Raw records
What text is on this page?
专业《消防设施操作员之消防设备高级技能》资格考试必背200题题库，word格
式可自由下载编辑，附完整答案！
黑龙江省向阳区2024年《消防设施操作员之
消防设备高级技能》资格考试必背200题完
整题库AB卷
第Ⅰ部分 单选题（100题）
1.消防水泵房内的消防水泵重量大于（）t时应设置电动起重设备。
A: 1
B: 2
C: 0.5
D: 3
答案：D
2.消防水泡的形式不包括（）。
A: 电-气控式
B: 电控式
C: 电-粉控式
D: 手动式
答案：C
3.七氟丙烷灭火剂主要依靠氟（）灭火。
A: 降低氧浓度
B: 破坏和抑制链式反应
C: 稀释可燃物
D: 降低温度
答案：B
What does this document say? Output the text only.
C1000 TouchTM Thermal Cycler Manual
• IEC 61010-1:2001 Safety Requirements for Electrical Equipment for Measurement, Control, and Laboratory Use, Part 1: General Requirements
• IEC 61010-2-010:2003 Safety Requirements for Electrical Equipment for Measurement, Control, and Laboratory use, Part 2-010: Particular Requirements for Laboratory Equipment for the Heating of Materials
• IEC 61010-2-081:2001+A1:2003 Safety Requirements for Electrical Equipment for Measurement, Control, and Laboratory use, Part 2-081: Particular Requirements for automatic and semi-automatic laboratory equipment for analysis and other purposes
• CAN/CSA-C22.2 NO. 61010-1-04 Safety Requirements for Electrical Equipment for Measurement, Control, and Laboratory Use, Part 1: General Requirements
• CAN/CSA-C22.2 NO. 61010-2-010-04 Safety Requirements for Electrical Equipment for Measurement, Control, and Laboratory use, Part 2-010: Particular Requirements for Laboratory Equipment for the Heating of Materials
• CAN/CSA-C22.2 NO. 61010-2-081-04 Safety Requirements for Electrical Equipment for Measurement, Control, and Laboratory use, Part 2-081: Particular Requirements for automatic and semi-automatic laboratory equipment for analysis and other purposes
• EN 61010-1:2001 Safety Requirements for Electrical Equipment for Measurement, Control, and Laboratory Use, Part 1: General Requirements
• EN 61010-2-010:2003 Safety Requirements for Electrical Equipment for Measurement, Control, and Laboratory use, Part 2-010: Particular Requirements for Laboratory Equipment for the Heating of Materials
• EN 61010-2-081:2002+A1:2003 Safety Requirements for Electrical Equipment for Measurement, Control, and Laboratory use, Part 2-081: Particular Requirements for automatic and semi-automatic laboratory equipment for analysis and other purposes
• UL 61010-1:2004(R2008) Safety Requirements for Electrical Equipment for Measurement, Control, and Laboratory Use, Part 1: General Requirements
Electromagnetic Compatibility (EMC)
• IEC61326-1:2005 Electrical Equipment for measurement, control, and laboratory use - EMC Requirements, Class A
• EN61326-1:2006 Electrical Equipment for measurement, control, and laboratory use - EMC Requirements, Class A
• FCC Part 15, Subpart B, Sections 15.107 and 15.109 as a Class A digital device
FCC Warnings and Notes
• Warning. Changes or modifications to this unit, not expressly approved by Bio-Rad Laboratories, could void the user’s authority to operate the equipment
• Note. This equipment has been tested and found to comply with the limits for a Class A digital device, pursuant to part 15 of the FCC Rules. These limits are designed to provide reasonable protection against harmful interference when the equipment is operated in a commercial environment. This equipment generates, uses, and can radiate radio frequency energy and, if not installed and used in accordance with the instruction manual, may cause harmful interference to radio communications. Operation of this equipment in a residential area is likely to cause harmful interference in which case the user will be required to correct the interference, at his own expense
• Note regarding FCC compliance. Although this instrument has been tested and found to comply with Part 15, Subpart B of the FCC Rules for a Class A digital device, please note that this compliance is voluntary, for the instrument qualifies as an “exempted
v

* WHAT YOU HAVE TO DO:
Return each line of the data exactly as written above.

* ANSWER:
What text is on this page?
专业《消防设施操作员之消防设备高级技能》资格考试必背200题题库，word格
式可自由下载编辑，附完整答案！
黑龙江省向阳区2024年《消防设施操作员之
消防设备高级技能》资格考试必背200题完
整题库AB卷
第Ⅰ部分 单选题（100题）
1.消防水泵房内的消防水泵重量大于（）t时应设置电动起重设备。
A: 1
B: 2
C: 0.5
D: 3
答案：D
2.消防水泡的形式不包括（）。
A: 电-气控式
B: 电控式
C: 电-粉控式
D: 手动式
答案：C
3.七氟丙烷灭火剂主要依靠氟（）灭火。
A: 降低氧浓度
B: 破坏和抑制链式反应
C: 稀释可燃物
D: 降低温度
答案：B
What does this document say? Output the text only.
C1000 TouchTM Thermal Cycler Manual
• IEC 61010-1:2001 Safety Requirements for Electrical Equipment for Measurement, Control, and Laboratory Use, Part 1: General Requirements
• IEC 61010-2-010:2003 Safety Requirements for Electrical Equipment for Measurement, Control, and Laboratory use, Part 2-010: Particular Requirements for Laboratory Equipment for the Heating of Materials
• IEC 61010-2-081:2001+A1:2003 Safety Requirements for Electrical Equipment for Measurement, Control, and Laboratory use, Part 2-081: Particular Requirements for automatic and semi-automatic laboratory equipment for analysis and other purposes
• CAN/CSA-C22.2 NO. 61010-1-04 Safety Requirements for Electrical Equipment for Measurement, Control, and Laboratory Use, Part 1: General Requirements
• CAN/CSA-C22.2 NO. 61010-2-010-04 Safety Requirements for Electrical Equipment for Measurement, Control, and Laboratory use, Part 2-010: Particular Requirements for Laboratory Equipment for the Heating of Materials
• CAN/CSA-C22.2 NO. 61010-2-081-04 Safety Requirements for Electrical Equipment for Measurement, Control, and Laboratory use, Part 2-081: Particular Requirements for automatic and semi-automatic laboratory equipment for analysis and other purposes
• EN 61010-1:2001 Safety Requirements for Electrical Equipment for Measurement, Control, and Laboratory Use, Part 1: General Requirements
• EN 61010-2-010:2003 Safety Requirements for Electrical Equipment for Measurement, Control, and Laboratory use, Part 2-010: Particular Requirements for Laboratory Equipment for the Heating of Materials
• EN 61010-2-081:2002+A1:2003 Safety Requirements for Electrical Equipment for Measurement, Control, and Laboratory use, Part 2-081: Particular Requirements for automatic and semi-automatic laboratory equipment for analysis and other purposes
• UL 61010-1:2004(R2008) Safety Requirements for Electrical Equipment for Measurement, Control, and Laboratory Use, Part 1: General Requirements
Electromagnetic Compatibility (EMC)
• IEC61326-1:2005 Electrical Equipment for measurement, control, and laboratory use - EMC Requirements, Class A
• EN61326-1:2006 Electrical Equipment for measurement, control, and laboratory use - EMC Requirements, Class A
• FCC Part 15, Subpart B, Sections 15.107 and 15.109 as a Class A digital device
FCC Warnings and Notes
• Warning. Changes or modifications to this unit, not expressly approved by Bio-Rad Laboratories, could void the user’s authority to operate the equipment
• Note. This equipment has been tested and found to comply with the limits for a Class A digital device, pursuant to part 15 of the FCC Rules. These limits are designed to provide reasonable protection against harmful interference when the equipment is operated in a commercial environment. This equipment generates, uses, and can radiate radio frequency energy and, if not installed and used in accordance with the instruction manual, may cause harmful interference to radio communications. Operation of this equipment in a residential area is likely to cause harmful interference in which case the user will be required to correct the interference, at his own expense
• Note regarding FCC compliance. Although this instrument has been tested and found to comply with Part 15, Subpart B of the FCC Rules for a Class A digital device, please note that this compliance is voluntary, for the instrument qualifies as an “exempted
v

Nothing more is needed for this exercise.